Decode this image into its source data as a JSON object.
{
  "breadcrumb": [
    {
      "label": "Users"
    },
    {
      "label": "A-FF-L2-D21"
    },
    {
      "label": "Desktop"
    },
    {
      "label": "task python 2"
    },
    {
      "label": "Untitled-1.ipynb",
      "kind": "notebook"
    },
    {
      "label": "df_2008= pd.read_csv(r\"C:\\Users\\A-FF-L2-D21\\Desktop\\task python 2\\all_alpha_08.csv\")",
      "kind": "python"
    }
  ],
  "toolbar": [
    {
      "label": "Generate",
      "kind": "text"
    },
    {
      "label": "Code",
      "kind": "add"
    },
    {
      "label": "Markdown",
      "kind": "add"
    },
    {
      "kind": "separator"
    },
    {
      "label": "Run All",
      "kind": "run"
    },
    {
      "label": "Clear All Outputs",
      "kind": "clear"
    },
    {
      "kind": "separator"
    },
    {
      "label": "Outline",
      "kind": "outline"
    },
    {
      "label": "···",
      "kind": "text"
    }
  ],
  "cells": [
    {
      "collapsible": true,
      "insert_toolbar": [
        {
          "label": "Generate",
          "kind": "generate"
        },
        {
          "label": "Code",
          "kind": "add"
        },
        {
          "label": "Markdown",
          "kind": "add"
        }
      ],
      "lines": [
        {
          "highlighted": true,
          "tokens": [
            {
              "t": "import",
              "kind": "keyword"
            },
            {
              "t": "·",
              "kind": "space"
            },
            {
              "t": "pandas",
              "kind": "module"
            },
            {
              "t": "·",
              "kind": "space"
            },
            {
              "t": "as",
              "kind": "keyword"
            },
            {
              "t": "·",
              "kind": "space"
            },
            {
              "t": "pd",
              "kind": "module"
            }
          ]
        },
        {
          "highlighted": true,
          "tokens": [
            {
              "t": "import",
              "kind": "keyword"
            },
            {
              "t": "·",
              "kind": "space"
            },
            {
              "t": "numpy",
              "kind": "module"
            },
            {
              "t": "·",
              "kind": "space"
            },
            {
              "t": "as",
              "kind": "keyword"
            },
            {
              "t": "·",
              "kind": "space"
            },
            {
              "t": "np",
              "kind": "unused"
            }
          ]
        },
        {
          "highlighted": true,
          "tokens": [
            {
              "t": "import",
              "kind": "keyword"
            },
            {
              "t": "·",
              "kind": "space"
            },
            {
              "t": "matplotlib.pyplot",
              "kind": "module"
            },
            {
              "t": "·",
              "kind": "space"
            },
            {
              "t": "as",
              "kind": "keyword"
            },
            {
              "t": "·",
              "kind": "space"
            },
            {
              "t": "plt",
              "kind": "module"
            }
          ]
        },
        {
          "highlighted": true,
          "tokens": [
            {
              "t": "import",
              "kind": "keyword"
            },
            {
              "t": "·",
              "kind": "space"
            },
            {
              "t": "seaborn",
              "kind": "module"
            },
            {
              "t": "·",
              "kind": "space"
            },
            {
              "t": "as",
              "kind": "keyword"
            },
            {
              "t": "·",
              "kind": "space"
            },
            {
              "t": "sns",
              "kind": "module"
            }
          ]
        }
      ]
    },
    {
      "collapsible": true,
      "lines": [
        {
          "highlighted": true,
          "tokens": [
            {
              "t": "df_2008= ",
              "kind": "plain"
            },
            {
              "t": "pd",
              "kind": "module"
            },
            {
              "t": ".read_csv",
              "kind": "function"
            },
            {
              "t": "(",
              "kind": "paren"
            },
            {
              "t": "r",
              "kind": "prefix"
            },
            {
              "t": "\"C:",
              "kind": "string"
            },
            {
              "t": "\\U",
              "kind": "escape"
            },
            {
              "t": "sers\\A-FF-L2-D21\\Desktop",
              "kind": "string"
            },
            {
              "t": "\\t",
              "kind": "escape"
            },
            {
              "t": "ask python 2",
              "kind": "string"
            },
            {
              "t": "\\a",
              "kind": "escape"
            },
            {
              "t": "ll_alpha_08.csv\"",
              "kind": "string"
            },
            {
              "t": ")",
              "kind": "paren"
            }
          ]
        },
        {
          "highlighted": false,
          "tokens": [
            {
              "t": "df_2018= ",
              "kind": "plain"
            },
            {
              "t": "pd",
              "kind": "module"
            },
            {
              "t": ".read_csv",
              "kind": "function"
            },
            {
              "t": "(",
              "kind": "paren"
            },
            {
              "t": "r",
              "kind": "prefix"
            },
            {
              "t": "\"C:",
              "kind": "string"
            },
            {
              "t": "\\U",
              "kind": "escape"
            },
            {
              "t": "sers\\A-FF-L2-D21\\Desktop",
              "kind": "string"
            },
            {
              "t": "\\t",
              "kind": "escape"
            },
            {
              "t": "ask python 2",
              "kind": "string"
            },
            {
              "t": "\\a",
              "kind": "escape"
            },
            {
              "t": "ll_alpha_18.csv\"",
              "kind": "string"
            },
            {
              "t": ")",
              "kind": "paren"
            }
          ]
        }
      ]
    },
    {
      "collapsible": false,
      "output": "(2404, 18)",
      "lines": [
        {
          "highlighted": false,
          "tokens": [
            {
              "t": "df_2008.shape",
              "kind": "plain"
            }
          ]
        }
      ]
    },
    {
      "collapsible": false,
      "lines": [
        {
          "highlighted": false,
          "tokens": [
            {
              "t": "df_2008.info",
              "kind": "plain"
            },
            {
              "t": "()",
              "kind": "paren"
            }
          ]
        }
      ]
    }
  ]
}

□ □ □ □ □ □ □

Your goal> Retype the material in full. Each word must match.

Result>
Decode this image into its source data as a JSON object.
{
  "breadcrumb": [
    {
      "label": "Users"
    },
    {
      "label": "A-FF-L2-D21"
    },
    {
      "label": "Desktop"
    },
    {
      "label": "task python 2"
    },
    {
      "label": "Untitled-1.ipynb",
      "kind": "notebook"
    },
    {
      "label": "df_2008= pd.read_csv(r\"C:\\Users\\A-FF-L2-D21\\Desktop\\task python 2\\all_alpha_08.csv\")",
      "kind": "python"
    }
  ],
  "toolbar": [
    {
      "label": "Generate",
      "kind": "text"
    },
    {
      "label": "Code",
      "kind": "add"
    },
    {
      "label": "Markdown",
      "kind": "add"
    },
    {
      "kind": "separator"
    },
    {
      "label": "Run All",
      "kind": "run"
    },
    {
      "label": "Clear All Outputs",
      "kind": "clear"
    },
    {
      "kind": "separator"
    },
    {
      "label": "Outline",
      "kind": "outline"
    },
    {
      "label": "···",
      "kind": "text"
    }
  ],
  "cells": [
    {
      "collapsible": true,
      "insert_toolbar": [
        {
          "label": "Generate",
          "kind": "generate"
        },
        {
          "label": "Code",
          "kind": "add"
        },
        {
          "label": "Markdown",
          "kind": "add"
        }
      ],
      "lines": [
        {
          "highlighted": true,
          "tokens": [
            {
              "t": "import",
              "kind": "keyword"
            },
            {
              "t": "·",
              "kind": "space"
            },
            {
              "t": "pandas",
              "kind": "module"
            },
            {
              "t": "·",
              "kind": "space"
            },
            {
              "t": "as",
              "kind": "keyword"
            },
            {
              "t": "·",
              "kind": "space"
            },
            {
              "t": "pd",
              "kind": "module"
            }
          ]
        },
        {
          "highlighted": true,
          "tokens": [
            {
              "t": "import",
              "kind": "keyword"
            },
            {
              "t": "·",
              "kind": "space"
            },
            {
              "t": "numpy",
              "kind": "module"
            },
            {
              "t": "·",
              "kind": "space"
            },
            {
              "t": "as",
              "kind": "keyword"
            },
            {
              "t": "·",
              "kind": "space"
            },
            {
              "t": "np",
              "kind": "unused"
            }
          ]
        },
        {
          "highlighted": true,
          "tokens": [
            {
              "t": "import",
              "kind": "keyword"
            },
            {
              "t": "·",
              "kind": "space"
            },
            {
              "t": "matplotlib.pyplot",
              "kind": "module"
            },
            {
              "t": "·",
              "kind": "space"
            },
            {
              "t": "as",
              "kind": "keyword"
            },
            {
              "t": "·",
              "kind": "space"
            },
            {
              "t": "plt",
              "kind": "module"
            }
          ]
        },
        {
          "highlighted": true,
          "tokens": [
            {
              "t": "import",
              "kind": "keyword"
            },
            {
              "t": "·",
              "kind": "space"
            },
            {
              "t": "seaborn",
              "kind": "module"
            },
            {
              "t": "·",
              "kind": "space"
            },
            {
              "t": "as",
              "kind": "keyword"
            },
            {
              "t": "·",
              "kind": "space"
            },
            {
              "t": "sns",
              "kind": "module"
            }
          ]
        }
      ]
    },
    {
      "collapsible": true,
      "lines": [
        {
          "highlighted": true,
          "tokens": [
            {
              "t": "df_2008= ",
              "kind": "plain"
            },
            {
              "t": "pd",
              "kind": "module"
            },
            {
              "t": ".read_csv",
              "kind": "function"
            },
            {
              "t": "(",
              "kind": "paren"
            },
            {
              "t": "r",
              "kind": "prefix"
            },
            {
              "t": "\"C:",
              "kind": "string"
            },
            {
              "t": "\\U",
              "kind": "escape"
            },
            {
              "t": "sers\\A-FF-L2-D21\\Desktop",
              "kind": "string"
            },
            {
              "t": "\\t",
              "kind": "escape"
            },
            {
              "t": "ask python 2",
              "kind": "string"
            },
            {
              "t": "\\a",
              "kind": "escape"
            },
            {
              "t": "ll_alpha_08.csv\"",
              "kind": "string"
            },
            {
              "t": ")",
              "kind": "paren"
            }
          ]
        },
        {
          "highlighted": false,
          "tokens": [
            {
              "t": "df_2018= ",
              "kind": "plain"
            },
            {
              "t": "pd",
              "kind": "module"
            },
            {
              "t": ".read_csv",
              "kind": "function"
            },
            {
              "t": "(",
              "kind": "paren"
            },
            {
              "t": "r",
              "kind": "prefix"
            },
            {
              "t": "\"C:",
              "kind": "string"
            },
            {
              "t": "\\U",
              "kind": "escape"
            },
            {
              "t": "sers\\A-FF-L2-D21\\Desktop",
              "kind": "string"
            },
            {
              "t": "\\t",
              "kind": "escape"
            },
            {
              "t": "ask python 2",
              "kind": "string"
            },
            {
              "t": "\\a",
              "kind": "escape"
            },
            {
              "t": "ll_alpha_18.csv\"",
              "kind": "string"
            },
            {
              "t": ")",
              "kind": "paren"
            }
          ]
        }
      ]
    },
    {
      "collapsible": false,
      "output": "(2404, 18)",
      "lines": [
        {
          "highlighted": false,
          "tokens": [
            {
              "t": "df_2008.shape",
              "kind": "plain"
            }
          ]
        }
      ]
    },
    {
      "collapsible": false,
      "lines": [
        {
          "highlighted": false,
          "tokens": [
            {
              "t": "df_2008.info",
              "kind": "plain"
            },
            {
              "t": "()",
              "kind": "paren"
            }
          ]
        }
      ]
    }
  ]
}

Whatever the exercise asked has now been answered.